(Data extracted from a collection)
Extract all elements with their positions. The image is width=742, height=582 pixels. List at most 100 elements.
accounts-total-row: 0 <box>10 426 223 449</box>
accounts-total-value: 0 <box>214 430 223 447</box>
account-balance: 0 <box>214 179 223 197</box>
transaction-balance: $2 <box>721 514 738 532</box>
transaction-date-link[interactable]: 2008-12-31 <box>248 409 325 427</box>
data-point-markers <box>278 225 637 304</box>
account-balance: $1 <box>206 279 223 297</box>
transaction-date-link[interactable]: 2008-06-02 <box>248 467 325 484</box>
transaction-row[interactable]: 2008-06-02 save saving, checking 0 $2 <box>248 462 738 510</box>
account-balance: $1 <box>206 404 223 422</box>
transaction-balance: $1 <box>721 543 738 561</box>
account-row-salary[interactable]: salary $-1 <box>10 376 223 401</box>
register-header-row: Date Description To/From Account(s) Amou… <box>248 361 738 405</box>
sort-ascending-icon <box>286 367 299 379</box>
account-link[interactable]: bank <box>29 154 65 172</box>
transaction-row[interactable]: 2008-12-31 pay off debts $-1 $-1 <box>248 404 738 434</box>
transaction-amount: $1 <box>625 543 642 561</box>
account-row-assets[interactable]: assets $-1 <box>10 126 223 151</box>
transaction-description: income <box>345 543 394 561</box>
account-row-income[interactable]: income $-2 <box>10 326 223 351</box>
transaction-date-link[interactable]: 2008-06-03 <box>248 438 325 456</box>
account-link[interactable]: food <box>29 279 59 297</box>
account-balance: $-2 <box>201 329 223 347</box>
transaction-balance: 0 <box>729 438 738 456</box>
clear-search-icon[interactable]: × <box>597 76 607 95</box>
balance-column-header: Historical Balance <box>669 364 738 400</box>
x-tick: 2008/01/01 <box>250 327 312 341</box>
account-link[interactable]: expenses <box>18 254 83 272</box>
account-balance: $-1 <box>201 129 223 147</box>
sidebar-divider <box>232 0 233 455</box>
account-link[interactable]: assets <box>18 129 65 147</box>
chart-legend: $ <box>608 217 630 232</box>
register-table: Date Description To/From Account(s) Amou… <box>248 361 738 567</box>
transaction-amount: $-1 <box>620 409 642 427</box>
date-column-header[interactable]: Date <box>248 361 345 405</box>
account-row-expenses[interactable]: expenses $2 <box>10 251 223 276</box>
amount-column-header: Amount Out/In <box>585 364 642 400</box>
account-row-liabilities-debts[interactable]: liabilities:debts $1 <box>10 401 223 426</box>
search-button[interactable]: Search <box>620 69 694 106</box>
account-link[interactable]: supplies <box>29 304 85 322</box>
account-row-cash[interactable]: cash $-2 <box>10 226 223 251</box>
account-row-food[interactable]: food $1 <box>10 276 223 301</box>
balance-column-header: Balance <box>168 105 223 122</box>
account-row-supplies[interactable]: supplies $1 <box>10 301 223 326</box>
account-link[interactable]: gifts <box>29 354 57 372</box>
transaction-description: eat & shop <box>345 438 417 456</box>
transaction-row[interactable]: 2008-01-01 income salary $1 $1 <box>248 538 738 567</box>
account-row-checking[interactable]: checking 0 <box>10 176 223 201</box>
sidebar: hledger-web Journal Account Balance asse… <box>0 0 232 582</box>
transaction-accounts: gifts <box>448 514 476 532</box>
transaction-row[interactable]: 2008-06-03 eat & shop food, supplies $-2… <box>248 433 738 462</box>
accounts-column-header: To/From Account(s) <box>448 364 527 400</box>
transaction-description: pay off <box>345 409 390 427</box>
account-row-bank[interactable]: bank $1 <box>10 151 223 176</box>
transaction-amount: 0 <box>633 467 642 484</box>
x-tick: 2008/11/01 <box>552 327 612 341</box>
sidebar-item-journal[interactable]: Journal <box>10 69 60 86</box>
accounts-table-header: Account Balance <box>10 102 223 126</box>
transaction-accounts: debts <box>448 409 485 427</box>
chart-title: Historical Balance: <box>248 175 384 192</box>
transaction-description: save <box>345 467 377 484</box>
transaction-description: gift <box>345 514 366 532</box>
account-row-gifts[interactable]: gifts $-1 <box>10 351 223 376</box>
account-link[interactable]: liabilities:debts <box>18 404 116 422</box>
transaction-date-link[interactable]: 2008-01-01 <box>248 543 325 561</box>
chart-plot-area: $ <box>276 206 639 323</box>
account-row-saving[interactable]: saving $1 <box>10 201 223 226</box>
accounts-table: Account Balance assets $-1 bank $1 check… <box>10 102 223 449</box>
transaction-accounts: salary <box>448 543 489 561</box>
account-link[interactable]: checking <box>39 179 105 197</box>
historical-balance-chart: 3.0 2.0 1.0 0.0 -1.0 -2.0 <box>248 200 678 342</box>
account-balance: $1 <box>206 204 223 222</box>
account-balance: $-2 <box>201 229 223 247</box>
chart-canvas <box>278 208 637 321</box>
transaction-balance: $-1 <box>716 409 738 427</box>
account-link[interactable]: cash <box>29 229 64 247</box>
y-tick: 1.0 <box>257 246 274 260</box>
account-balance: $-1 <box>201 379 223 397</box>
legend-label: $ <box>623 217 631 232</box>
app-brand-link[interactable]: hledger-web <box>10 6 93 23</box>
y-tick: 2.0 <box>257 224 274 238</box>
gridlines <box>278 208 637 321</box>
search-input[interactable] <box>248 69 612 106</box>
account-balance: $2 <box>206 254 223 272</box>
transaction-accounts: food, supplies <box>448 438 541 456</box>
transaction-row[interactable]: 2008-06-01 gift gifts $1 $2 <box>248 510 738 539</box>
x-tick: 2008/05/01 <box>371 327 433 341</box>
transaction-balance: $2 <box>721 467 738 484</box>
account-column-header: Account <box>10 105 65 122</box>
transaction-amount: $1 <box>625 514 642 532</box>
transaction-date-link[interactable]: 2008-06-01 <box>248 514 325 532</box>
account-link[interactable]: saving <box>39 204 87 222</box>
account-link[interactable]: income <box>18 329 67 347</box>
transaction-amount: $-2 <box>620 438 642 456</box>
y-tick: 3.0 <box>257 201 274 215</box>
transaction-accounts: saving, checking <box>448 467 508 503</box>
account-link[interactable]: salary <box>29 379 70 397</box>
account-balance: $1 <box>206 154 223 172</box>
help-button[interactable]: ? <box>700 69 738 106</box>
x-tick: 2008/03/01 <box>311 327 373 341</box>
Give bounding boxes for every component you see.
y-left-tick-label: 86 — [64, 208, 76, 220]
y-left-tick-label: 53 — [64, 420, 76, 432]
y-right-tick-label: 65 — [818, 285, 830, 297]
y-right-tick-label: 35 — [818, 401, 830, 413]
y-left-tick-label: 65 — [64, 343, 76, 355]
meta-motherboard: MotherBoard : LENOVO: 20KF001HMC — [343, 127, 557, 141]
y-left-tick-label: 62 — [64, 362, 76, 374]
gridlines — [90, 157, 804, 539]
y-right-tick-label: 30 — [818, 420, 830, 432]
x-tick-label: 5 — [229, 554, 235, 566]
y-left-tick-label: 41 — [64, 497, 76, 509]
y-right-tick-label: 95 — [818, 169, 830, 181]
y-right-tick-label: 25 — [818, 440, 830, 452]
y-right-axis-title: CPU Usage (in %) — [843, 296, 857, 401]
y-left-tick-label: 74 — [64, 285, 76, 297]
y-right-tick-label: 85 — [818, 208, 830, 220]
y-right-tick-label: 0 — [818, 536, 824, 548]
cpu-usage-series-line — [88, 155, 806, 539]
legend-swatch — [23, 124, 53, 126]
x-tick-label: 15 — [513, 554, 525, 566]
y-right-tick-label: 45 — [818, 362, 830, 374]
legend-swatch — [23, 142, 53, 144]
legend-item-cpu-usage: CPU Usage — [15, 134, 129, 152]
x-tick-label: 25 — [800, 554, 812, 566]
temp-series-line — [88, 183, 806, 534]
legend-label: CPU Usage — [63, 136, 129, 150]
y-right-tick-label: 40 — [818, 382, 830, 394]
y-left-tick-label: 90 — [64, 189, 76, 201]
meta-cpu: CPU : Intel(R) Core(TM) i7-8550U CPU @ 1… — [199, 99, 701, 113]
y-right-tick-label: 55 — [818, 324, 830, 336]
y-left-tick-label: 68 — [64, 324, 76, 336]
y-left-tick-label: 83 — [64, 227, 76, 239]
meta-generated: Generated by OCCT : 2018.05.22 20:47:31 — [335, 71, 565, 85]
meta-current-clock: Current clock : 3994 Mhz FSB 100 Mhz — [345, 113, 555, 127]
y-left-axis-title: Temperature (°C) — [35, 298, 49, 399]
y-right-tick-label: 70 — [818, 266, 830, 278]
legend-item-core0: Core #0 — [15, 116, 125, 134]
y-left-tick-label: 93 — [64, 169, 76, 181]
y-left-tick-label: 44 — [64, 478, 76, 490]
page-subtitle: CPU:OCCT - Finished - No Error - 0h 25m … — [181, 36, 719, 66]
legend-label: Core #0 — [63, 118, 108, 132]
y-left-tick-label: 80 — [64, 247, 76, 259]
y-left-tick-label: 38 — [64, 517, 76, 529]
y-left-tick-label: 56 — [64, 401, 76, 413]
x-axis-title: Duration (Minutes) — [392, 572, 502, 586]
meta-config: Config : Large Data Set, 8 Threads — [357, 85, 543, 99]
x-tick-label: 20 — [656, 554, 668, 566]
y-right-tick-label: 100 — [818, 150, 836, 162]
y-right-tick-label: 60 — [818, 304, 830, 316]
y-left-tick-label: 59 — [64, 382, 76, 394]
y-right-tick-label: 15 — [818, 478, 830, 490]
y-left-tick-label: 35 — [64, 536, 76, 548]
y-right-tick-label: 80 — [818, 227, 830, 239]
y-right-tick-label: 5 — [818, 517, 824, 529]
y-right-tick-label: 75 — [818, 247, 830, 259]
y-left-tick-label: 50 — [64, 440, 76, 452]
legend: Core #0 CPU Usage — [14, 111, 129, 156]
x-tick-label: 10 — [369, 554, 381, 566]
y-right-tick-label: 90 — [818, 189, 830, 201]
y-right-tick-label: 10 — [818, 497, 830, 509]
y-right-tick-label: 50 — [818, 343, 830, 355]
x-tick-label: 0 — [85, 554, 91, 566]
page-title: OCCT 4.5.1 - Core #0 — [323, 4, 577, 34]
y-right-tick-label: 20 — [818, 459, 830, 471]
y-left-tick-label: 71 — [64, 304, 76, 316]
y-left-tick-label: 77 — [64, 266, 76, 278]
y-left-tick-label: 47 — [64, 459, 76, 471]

Exercise task:
Put every line from the start of the entries through the line that contains "account-balance: $1 <box>206 279", inclusive, into a numbered list. Leave out any blank lines.

Result of this task:
1. Extract all elements with their positions. The image is width=742, height=582 pixels. List at most 100 elements.
2. accounts-total-row: 0 <box>10 426 223 449</box>
3. accounts-total-value: 0 <box>214 430 223 447</box>
4. account-balance: 0 <box>214 179 223 197</box>
5. transaction-balance: $2 <box>721 514 738 532</box>
6. transaction-date-link[interactable]: 2008-12-31 <box>248 409 325 427</box>
7. data-point-markers <box>278 225 637 304</box>
8. account-balance: $1 <box>206 279 223 297</box>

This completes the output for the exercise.